──────── Record excerpts
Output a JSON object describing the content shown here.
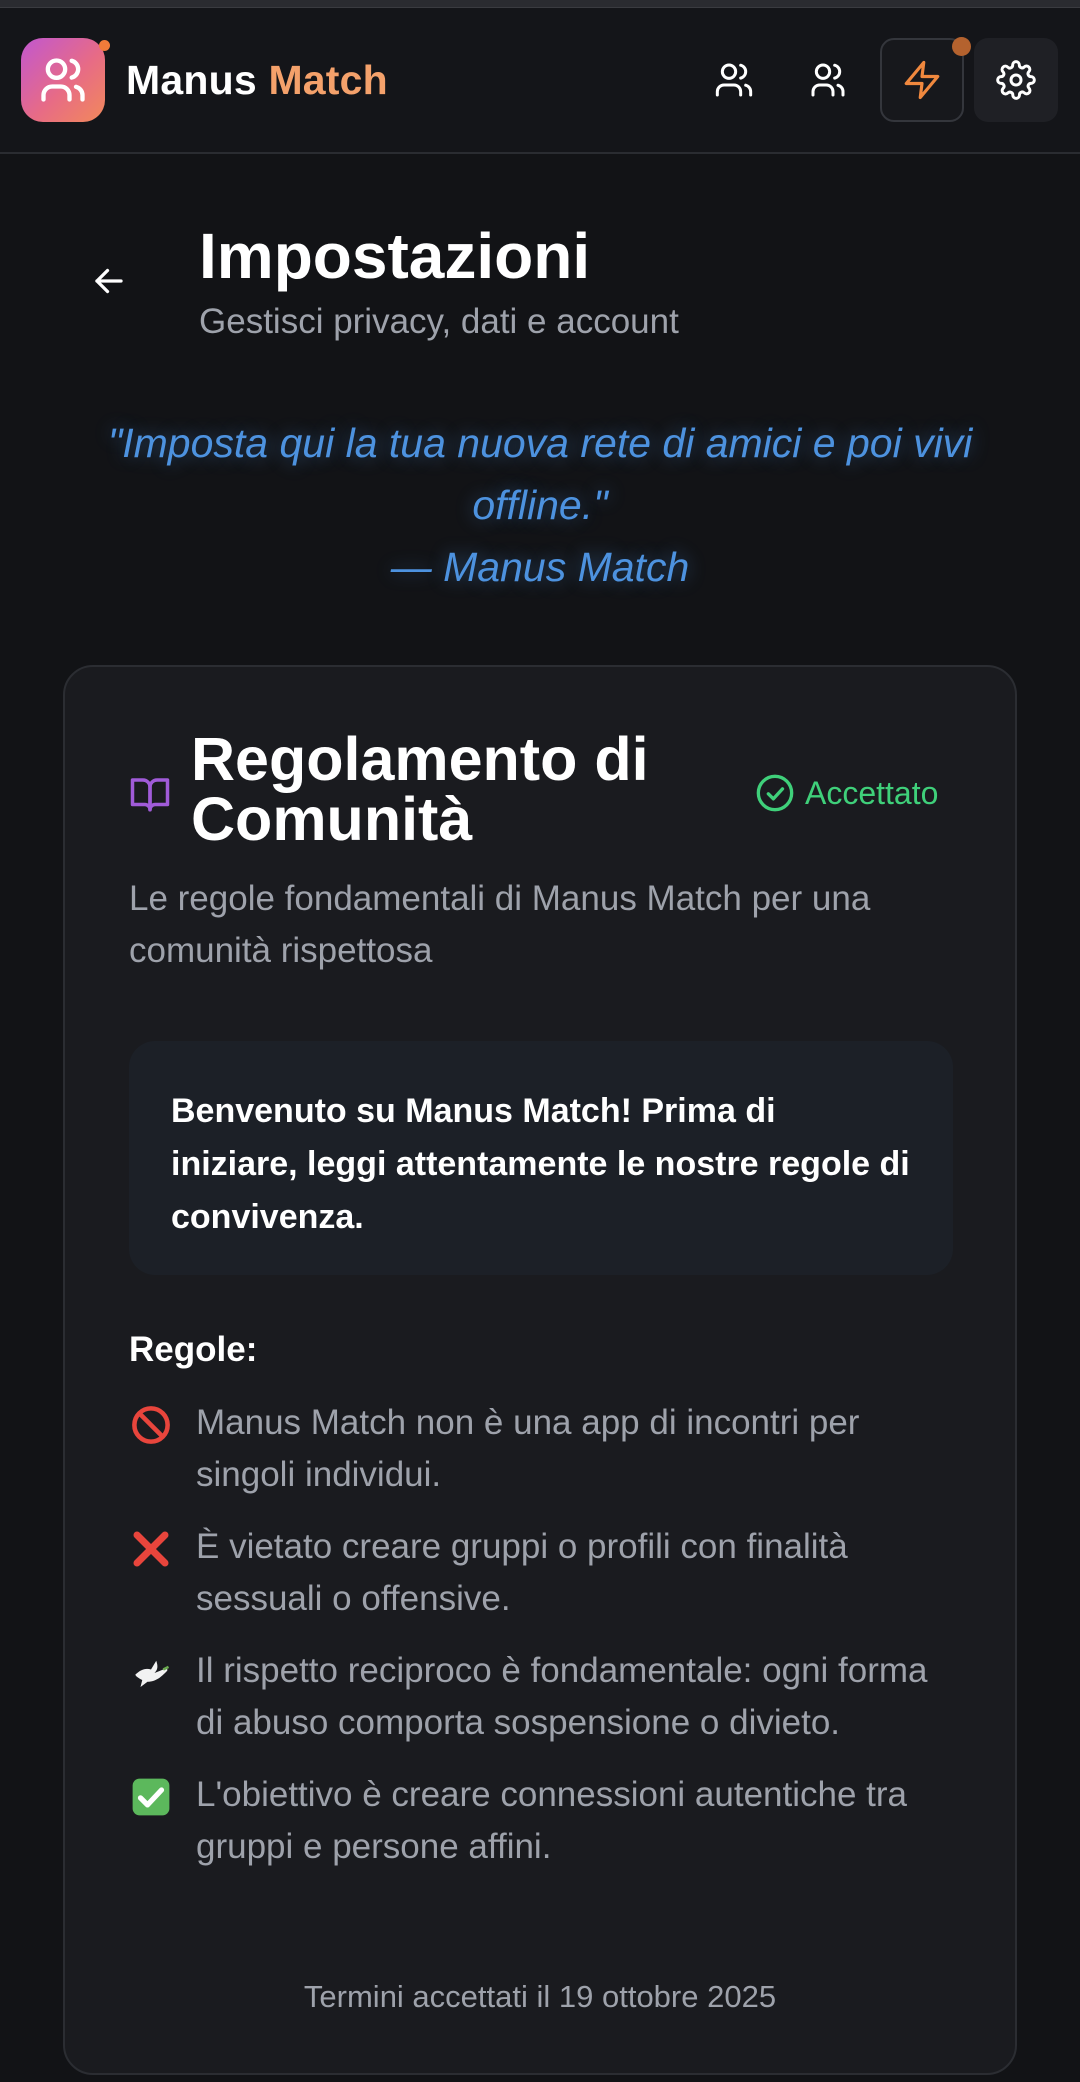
{
  "header": {
    "brand_part1": "Manus",
    "brand_part2": "Match",
    "buttons": [
      {
        "icon": "users-icon"
      },
      {
        "icon": "user-group-icon"
      },
      {
        "icon": "bolt-icon"
      },
      {
        "icon": "gear-icon"
      }
    ]
  },
  "page": {
    "title": "Impostazioni",
    "subtitle": "Gestisci privacy, dati e account"
  },
  "quote": {
    "text": "\"Imposta qui la tua nuova rete di amici e poi vivi offline.\"",
    "author": "— Manus Match"
  },
  "card": {
    "title": "Regolamento di Comunità",
    "status": "Accettato",
    "description": "Le regole fondamentali di Manus Match per una comunità rispettosa",
    "welcome": "Benvenuto su Manus Match! Prima di iniziare, leggi attentamente le nostre regole di convivenza.",
    "rules_heading": "Regole:",
    "rules": [
      {
        "icon": "🚫",
        "text": "Manus Match non è una app di incontri per singoli individui."
      },
      {
        "icon": "❌",
        "text": "È vietato creare gruppi o profili con finalità sessuali o offensive."
      },
      {
        "icon": "🕊️",
        "text": "Il rispetto reciproco è fondamentale: ogni forma di abuso comporta sospensione o divieto."
      },
      {
        "icon": "✅",
        "text": "L'obiettivo è creare connessioni autentiche tra gruppi e persone affini."
      }
    ],
    "terms": "Termini accettati il 19 ottobre 2025"
  },
  "colors": {
    "accent_orange": "#f4a16b",
    "quote_blue": "#4d92df",
    "success_green": "#3fd07a",
    "book_purple": "#a05bd8"
  }
}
────────────────
__Written request__. Gather each line in these records that contains the string "Manus".

__Result below__.
    "brand_part1": "Manus",
    "author": "— Manus Match"
    "description": "Le regole fondamentali di Manus Match per una comunità rispettosa",
    "welcome": "Benvenuto su Manus Match! Prima di iniziare, leggi attentamente le nostre regole di convivenza.",
        "text": "Manus Match non è una app di incontri per singoli individui."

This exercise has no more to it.